=== Goal ===
Quote the whole listing word for word, please.

****

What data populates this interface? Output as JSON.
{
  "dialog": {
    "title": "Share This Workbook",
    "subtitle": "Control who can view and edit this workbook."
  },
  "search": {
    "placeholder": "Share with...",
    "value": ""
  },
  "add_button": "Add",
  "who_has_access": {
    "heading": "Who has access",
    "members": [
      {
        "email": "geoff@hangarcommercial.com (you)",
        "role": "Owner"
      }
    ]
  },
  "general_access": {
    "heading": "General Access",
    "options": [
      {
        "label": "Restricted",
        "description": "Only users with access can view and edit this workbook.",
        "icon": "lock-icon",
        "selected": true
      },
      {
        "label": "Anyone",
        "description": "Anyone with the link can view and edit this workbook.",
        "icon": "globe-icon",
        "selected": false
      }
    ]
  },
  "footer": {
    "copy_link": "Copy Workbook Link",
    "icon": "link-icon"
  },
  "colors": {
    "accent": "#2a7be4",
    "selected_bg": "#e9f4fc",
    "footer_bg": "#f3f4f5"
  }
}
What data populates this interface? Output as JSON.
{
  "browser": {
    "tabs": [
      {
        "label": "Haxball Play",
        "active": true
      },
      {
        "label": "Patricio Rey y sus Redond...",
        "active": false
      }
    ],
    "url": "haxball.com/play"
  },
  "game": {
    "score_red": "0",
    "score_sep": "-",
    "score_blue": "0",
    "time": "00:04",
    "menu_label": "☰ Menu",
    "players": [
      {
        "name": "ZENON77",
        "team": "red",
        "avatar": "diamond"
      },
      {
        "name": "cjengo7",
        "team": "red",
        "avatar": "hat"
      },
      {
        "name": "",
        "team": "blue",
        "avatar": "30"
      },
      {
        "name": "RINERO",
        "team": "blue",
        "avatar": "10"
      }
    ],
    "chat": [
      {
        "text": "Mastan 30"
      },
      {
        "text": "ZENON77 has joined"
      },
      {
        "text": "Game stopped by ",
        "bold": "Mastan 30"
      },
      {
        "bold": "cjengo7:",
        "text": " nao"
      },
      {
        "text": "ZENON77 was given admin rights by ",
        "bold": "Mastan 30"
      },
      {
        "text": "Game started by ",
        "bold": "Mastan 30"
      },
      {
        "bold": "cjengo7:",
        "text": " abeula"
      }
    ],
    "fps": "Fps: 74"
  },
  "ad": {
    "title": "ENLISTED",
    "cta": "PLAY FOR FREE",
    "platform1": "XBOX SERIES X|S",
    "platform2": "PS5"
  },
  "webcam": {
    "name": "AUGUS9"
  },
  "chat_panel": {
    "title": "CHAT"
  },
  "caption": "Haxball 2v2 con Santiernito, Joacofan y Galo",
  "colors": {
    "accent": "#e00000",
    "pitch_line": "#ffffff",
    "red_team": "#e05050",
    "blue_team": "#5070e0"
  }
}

****

=== Solution below ===
What data populates this interface? Output as JSON.
{
  "dialog": {
    "title": "Share This Workbook",
    "subtitle": "Control who can view and edit this workbook."
  },
  "search": {
    "placeholder": "Share with...",
    "value": ""
  },
  "add_button": "Add",
  "who_has_access": {
    "heading": "Who has access",
    "members": [
      {
        "email": "geoff@hangarcommercial.com (you)",
        "role": "Owner"
      }
    ]
  },
  "general_access": {
    "heading": "General Access",
    "options": [
      {
        "label": "Restricted",
        "description": "Only users with access can view and edit this workbook.",
        "icon": "lock-icon",
        "selected": true
      },
      {
        "label": "Anyone",
        "description": "Anyone with the link can view and edit this workbook.",
        "icon": "globe-icon",
        "selected": false
      }
    ]
  },
  "footer": {
    "copy_link": "Copy Workbook Link",
    "icon": "link-icon"
  },
  "colors": {
    "accent": "#2a7be4",
    "selected_bg": "#e9f4fc",
    "footer_bg": "#f3f4f5"
  }
}
What data populates this interface? Output as JSON.
{
  "browser": {
    "tabs": [
      {
        "label": "Haxball Play",
        "active": true
      },
      {
        "label": "Patricio Rey y sus Redond...",
        "active": false
      }
    ],
    "url": "haxball.com/play"
  },
  "game": {
    "score_red": "0",
    "score_sep": "-",
    "score_blue": "0",
    "time": "00:04",
    "menu_label": "☰ Menu",
    "players": [
      {
        "name": "ZENON77",
        "team": "red",
        "avatar": "diamond"
      },
      {
        "name": "cjengo7",
        "team": "red",
        "avatar": "hat"
      },
      {
        "name": "",
        "team": "blue",
        "avatar": "30"
      },
      {
        "name": "RINERO",
        "team": "blue",
        "avatar": "10"
      }
    ],
    "chat": [
      {
        "text": "Mastan 30"
      },
      {
        "text": "ZENON77 has joined"
      },
      {
        "text": "Game stopped by ",
        "bold": "Mastan 30"
      },
      {
        "bold": "cjengo7:",
        "text": " nao"
      },
      {
        "text": "ZENON77 was given admin rights by ",
        "bold": "Mastan 30"
      },
      {
        "text": "Game started by ",
        "bold": "Mastan 30"
      },
      {
        "bold": "cjengo7:",
        "text": " abeula"
      }
    ],
    "fps": "Fps: 74"
  },
  "ad": {
    "title": "ENLISTED",
    "cta": "PLAY FOR FREE",
    "platform1": "XBOX SERIES X|S",
    "platform2": "PS5"
  },
  "webcam": {
    "name": "AUGUS9"
  },
  "chat_panel": {
    "title": "CHAT"
  },
  "caption": "Haxball 2v2 con Santiernito, Joacofan y Galo",
  "colors": {
    "accent": "#e00000",
    "pitch_line": "#ffffff",
    "red_team": "#e05050",
    "blue_team": "#5070e0"
  }
}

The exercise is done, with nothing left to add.